DATA TO USE:
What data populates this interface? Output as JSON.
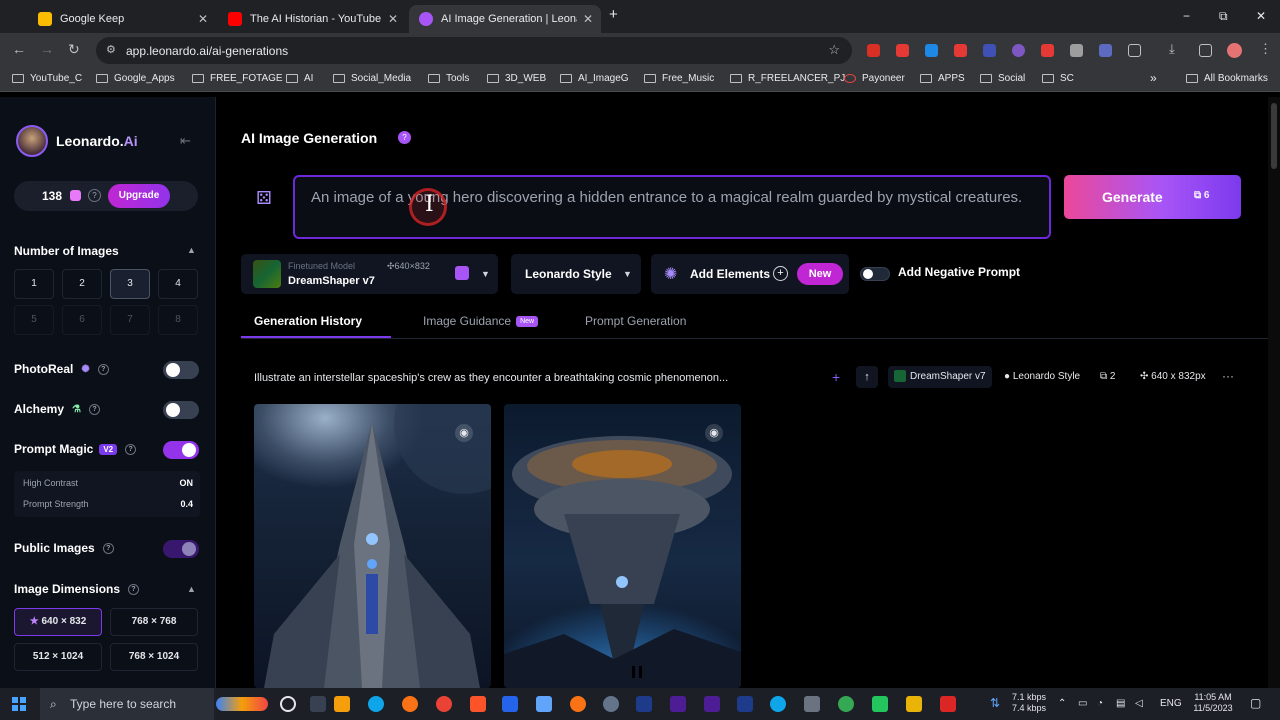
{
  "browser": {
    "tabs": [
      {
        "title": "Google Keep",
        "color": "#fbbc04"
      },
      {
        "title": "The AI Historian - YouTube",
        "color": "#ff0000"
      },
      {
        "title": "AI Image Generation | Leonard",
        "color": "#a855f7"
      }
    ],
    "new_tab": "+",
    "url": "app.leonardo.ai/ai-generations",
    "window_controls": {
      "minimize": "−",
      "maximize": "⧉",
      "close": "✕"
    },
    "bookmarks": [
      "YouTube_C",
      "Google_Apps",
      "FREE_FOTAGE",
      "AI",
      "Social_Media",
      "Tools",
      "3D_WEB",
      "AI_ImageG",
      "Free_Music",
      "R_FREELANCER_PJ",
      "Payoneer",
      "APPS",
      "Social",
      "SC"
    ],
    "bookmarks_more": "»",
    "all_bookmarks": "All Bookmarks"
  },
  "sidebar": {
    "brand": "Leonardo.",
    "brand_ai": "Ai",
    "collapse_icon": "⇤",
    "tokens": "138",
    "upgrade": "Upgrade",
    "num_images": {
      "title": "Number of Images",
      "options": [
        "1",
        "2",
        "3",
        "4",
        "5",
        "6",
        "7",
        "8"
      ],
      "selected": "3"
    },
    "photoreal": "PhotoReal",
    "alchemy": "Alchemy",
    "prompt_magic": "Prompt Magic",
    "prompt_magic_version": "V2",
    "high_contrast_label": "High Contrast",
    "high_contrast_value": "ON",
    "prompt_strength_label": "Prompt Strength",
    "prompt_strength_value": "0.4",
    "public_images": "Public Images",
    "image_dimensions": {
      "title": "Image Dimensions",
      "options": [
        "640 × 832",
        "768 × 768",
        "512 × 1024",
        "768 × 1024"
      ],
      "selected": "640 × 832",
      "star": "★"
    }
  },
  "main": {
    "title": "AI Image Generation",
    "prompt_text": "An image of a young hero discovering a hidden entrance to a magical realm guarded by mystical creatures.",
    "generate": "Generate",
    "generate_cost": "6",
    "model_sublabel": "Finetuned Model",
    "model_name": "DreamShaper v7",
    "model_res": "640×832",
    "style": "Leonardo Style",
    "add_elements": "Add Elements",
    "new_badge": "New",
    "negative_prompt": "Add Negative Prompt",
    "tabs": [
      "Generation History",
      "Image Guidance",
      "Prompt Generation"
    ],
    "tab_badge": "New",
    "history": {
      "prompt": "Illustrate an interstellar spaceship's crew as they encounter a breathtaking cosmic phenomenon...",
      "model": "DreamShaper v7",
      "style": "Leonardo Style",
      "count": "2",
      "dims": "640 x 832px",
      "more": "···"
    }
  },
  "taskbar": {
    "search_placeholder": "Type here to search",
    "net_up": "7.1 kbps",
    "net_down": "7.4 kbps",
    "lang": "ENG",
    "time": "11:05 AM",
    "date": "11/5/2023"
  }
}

* * *

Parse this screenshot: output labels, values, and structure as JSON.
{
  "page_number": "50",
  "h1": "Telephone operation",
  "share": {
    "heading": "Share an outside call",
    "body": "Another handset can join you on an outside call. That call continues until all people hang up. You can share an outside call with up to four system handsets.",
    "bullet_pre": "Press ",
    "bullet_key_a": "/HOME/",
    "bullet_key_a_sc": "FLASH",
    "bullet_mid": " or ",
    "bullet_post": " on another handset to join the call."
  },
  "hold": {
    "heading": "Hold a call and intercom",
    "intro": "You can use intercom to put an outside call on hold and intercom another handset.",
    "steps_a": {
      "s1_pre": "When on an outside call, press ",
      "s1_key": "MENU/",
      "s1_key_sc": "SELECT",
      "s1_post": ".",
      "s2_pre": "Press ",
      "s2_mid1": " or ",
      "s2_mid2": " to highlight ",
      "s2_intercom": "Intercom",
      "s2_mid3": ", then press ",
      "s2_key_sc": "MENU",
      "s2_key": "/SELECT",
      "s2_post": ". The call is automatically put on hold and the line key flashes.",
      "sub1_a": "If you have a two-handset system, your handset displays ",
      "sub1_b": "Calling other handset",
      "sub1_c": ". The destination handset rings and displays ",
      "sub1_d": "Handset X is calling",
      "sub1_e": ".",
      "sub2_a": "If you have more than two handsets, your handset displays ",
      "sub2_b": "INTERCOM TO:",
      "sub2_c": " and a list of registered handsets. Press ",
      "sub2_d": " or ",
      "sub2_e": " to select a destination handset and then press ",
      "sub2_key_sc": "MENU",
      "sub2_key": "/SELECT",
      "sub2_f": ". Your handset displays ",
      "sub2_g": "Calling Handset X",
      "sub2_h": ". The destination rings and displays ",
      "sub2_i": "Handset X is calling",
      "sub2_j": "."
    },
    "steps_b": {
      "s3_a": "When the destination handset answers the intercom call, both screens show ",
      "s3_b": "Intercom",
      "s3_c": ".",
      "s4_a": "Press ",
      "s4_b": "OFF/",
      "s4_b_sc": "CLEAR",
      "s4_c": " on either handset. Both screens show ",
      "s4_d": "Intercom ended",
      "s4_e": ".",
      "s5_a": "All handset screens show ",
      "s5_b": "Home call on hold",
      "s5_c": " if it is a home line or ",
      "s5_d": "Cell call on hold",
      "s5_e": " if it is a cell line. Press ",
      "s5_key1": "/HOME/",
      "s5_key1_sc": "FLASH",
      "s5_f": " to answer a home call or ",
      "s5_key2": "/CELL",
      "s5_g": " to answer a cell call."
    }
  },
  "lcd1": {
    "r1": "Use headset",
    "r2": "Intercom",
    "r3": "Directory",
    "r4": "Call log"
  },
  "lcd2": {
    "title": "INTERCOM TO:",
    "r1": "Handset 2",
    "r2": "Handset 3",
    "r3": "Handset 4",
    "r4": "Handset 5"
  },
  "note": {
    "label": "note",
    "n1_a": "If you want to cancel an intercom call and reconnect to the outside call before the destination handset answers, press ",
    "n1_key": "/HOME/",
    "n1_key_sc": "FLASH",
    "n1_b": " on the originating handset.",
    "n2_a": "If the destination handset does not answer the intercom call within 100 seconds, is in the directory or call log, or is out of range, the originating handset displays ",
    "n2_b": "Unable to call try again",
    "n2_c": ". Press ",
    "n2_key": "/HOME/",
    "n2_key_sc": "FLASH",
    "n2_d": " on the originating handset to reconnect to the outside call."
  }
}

GOAL:
Using the listing, collect all lines in which the string "have" is found.

TASK RESPONSE:
      "sub1_a": "If you have a two-handset system, your handset displays ",
      "sub2_a": "If you have more than two handsets, your handset displays ",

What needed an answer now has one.